• **Short exercise**: Only the number is wanted: count the lines that include the word "Country".

• **Records for processing**:
________________
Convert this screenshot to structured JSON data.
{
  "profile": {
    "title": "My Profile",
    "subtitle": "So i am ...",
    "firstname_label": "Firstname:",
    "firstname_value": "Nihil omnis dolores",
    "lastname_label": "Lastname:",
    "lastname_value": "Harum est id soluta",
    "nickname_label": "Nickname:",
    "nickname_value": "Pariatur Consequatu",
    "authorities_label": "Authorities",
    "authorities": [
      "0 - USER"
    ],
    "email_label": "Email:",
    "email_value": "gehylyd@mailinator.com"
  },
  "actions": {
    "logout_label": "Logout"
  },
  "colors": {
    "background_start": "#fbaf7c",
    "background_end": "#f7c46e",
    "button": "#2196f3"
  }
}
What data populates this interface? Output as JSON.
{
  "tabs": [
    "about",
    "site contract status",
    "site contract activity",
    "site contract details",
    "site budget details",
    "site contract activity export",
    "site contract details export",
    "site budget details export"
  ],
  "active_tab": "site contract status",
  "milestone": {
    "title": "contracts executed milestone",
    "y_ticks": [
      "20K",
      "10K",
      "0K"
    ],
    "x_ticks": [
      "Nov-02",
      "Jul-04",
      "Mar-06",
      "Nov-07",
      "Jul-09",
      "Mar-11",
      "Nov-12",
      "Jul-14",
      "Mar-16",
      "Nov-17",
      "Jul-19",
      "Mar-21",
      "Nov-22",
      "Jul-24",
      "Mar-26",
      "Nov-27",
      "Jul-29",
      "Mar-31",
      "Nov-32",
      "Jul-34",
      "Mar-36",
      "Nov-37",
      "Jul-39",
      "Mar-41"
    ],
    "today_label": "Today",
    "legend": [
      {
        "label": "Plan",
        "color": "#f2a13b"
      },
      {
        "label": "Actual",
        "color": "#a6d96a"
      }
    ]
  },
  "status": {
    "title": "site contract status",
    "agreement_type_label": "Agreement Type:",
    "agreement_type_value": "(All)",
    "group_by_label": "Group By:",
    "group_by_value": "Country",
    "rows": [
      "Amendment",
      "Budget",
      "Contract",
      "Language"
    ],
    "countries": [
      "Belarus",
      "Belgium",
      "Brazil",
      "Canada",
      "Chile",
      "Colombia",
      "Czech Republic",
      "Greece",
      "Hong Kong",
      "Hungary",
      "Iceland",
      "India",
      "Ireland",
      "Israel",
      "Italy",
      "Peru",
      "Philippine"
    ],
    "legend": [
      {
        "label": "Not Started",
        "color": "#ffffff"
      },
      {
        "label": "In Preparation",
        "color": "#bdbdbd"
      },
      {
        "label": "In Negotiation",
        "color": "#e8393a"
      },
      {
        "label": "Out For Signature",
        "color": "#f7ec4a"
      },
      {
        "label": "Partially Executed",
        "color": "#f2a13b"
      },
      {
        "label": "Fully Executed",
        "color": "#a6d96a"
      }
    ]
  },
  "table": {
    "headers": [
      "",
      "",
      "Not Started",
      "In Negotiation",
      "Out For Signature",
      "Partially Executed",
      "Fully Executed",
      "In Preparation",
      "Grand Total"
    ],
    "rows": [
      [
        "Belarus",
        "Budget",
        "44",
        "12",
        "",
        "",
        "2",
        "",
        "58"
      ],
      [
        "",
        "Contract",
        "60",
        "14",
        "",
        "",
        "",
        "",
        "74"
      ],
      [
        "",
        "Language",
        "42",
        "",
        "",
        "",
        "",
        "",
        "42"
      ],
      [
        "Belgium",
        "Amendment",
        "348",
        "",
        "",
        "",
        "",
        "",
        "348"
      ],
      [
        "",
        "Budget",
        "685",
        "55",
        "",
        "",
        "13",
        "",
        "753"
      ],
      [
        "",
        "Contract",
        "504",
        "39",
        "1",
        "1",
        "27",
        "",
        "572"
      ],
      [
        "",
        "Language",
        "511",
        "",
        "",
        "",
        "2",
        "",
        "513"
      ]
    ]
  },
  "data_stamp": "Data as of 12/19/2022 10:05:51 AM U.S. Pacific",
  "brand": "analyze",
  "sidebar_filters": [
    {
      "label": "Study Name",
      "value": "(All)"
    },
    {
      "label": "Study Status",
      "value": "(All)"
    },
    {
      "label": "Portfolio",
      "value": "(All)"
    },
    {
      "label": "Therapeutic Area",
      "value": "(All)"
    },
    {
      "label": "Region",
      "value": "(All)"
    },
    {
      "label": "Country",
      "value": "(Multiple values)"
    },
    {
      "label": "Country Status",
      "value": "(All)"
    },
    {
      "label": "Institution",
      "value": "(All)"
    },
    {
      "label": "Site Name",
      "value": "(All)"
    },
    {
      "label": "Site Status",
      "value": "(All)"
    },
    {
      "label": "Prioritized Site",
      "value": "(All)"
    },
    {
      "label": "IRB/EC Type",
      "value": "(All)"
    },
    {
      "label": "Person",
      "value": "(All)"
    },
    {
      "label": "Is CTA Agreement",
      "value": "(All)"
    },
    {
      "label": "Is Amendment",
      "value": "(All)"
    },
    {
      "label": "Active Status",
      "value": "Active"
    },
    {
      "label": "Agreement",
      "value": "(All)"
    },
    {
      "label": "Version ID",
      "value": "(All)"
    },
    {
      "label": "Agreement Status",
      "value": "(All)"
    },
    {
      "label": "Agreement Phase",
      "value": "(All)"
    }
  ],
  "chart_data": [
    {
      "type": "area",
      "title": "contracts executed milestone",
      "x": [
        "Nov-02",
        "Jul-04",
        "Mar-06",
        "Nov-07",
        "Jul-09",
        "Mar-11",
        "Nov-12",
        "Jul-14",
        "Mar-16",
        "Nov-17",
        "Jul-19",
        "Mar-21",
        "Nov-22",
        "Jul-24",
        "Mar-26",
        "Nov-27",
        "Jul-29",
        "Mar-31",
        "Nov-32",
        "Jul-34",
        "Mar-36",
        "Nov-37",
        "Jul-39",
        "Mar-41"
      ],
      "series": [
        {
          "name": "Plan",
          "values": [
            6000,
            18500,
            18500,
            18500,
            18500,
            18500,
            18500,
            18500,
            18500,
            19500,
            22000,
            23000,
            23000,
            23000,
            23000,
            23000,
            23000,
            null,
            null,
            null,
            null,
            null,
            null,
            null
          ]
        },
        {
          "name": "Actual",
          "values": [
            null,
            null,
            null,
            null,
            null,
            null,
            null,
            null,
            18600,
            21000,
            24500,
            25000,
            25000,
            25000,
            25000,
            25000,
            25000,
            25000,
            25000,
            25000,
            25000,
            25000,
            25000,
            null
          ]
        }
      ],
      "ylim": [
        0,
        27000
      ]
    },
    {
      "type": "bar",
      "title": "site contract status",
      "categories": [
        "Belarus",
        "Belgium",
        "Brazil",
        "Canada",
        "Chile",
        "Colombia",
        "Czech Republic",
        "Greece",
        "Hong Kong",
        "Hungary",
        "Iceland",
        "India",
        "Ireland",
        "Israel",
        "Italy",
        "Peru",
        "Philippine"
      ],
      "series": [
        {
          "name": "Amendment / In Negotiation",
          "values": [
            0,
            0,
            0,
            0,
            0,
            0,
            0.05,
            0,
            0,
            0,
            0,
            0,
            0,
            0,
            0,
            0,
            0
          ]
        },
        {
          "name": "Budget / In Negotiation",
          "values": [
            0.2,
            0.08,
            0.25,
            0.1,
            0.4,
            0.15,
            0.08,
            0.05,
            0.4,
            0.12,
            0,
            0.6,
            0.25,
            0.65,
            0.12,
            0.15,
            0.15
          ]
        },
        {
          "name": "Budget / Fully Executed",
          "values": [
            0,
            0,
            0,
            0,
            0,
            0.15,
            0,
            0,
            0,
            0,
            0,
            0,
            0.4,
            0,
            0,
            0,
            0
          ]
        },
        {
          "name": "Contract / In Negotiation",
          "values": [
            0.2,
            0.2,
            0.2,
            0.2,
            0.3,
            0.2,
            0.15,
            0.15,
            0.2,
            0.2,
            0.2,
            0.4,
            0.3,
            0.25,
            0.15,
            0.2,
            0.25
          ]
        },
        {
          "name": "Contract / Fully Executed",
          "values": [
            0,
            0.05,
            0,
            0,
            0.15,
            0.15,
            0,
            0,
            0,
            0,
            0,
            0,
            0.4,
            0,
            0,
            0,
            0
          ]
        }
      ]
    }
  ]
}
________________
• **Output**: 3